- Текст документа:
-.-.-
Так и ушла с этим неуютным видением будущего: массивного Максимилиана Волошина, летящего с нашей узкой мезонинной лестницы — к нам же в залу».
Незаметно пролетела зима. Макс часто бывал в Трёхпрудном, присылал Марине книги, некоторые из них (например, «Встречи господина де Брэо» Анри де Ренье) смущали юную девушку, а её праведную подругу — и подавно: «Милый друг, это просто — порнография!.. За это, собственно, следовало бы ссылать в Сибирь, а этого… поэта, во всяком случае, ни в коем случае, не пускать через порог!..» Марина заявляет своему новому другу письменный протест, а на следующий день появляется он сам с большим пакетом под мышкой: «Я не знал, что вам не понравится, вернее, я не знал, что вам понравится, вернее, я так и знал, что вам не понравится — а теперь я знаю, что вам понравится». И из-под мышки появляются пять томов романа Дюма о Жозефе Бальзамо. «На этот раз Макс знал, что мне понравится.
(Выкладывая пятый том:
— Марина Ивановна! Как хорошо, что вы не так пишете, как те, кого вы любите!
— Максимилиан Александрович! Как хорошо, что вы не так себя ведёте, как герои тех книг, которые вы любите!)»
-.-.-
- Предоставленные позиции:

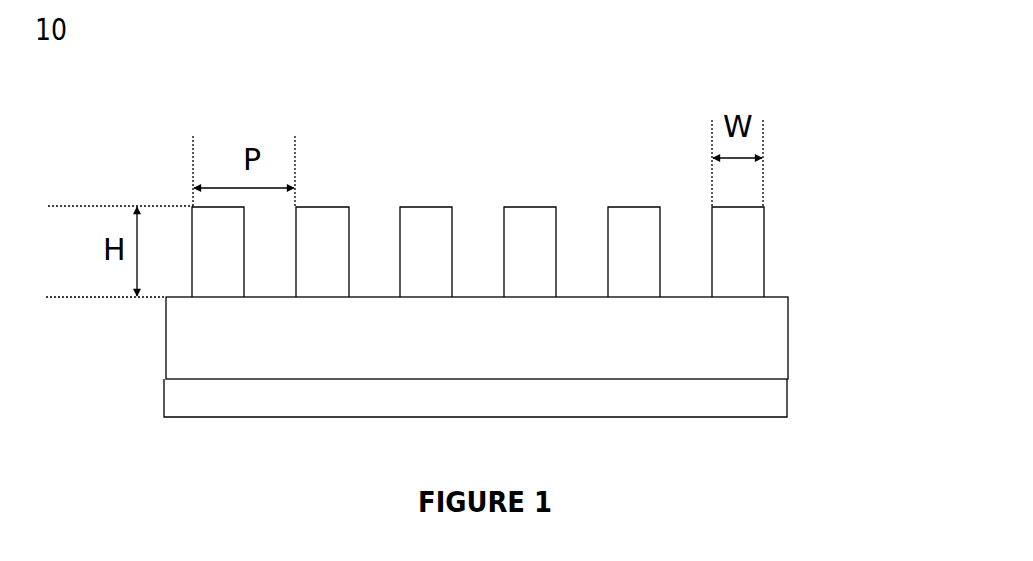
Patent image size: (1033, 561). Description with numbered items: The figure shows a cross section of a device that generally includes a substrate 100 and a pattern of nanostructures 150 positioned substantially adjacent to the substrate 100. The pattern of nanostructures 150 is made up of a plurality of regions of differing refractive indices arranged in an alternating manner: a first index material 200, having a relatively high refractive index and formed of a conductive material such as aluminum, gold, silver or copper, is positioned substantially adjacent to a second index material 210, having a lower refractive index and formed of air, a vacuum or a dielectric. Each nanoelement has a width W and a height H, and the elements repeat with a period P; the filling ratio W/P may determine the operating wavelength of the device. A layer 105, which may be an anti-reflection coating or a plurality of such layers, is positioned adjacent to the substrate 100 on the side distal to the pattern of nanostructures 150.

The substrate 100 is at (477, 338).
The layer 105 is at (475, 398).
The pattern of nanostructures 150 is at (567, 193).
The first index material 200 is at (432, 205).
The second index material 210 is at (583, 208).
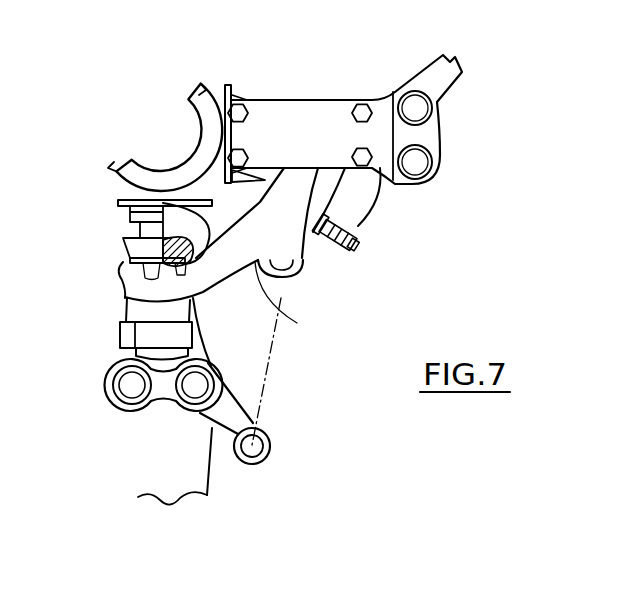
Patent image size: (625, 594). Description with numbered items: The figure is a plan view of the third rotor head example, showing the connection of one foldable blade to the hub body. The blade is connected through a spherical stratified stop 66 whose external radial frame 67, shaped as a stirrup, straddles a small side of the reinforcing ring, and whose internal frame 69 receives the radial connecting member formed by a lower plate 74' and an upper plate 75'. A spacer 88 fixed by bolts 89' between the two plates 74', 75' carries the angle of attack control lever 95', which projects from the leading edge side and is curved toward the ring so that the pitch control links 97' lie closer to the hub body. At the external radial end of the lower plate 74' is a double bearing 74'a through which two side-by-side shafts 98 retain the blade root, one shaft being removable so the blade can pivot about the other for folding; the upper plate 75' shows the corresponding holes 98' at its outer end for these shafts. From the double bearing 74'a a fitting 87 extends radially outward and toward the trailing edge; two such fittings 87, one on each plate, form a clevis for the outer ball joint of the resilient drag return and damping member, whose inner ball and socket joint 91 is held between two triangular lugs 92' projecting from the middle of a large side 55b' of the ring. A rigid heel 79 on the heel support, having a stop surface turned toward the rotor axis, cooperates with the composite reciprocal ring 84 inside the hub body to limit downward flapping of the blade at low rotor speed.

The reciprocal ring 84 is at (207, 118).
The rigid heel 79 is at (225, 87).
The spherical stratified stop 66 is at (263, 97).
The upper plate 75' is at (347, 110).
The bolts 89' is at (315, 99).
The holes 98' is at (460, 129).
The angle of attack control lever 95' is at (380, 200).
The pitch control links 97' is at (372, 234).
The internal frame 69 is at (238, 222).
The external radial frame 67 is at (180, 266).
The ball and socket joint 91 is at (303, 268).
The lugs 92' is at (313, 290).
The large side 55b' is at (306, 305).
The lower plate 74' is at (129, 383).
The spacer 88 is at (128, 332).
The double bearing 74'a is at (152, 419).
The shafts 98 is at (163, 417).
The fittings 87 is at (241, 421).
-.-.-
- Письменное задание 1: Выпишите все формы имени, которыми в тексте документа называют Волошина.
- Письменное задание 2: Продублируйте из текста документа фрагмент от «Незаметно пролетела зима.» до «что мне понравится.».
Отвечайте только по тексту документа.

- Полный ответ 1: Максимилиан Волошин; Макс; Максимилиан Александрович

- Полный ответ 2:
Незаметно пролетела зима. Макс часто бывал в Трёхпрудном, присылал Марине книги, некоторые из них (например, «Встречи господина де Брэо» Анри де Ренье) смущали юную девушку, а её праведную подругу — и подавно: «Милый друг, это просто — порнография!.. За это, собственно, следовало бы ссылать в Сибирь, а этого… поэта, во всяком случае, ни в коем случае, не пускать через порог!..» Марина заявляет своему новому другу письменный протест, а на следующий день появляется он сам с большим пакетом под мышкой: «Я не знал, что вам не понравится, вернее, я не знал, что вам понравится, вернее, я так и знал, что вам не понравится — а теперь я знаю, что вам понравится». И из-под мышки появляются пять томов романа Дюма о Жозефе Бальзамо. «На этот раз Макс знал, что мне понравится.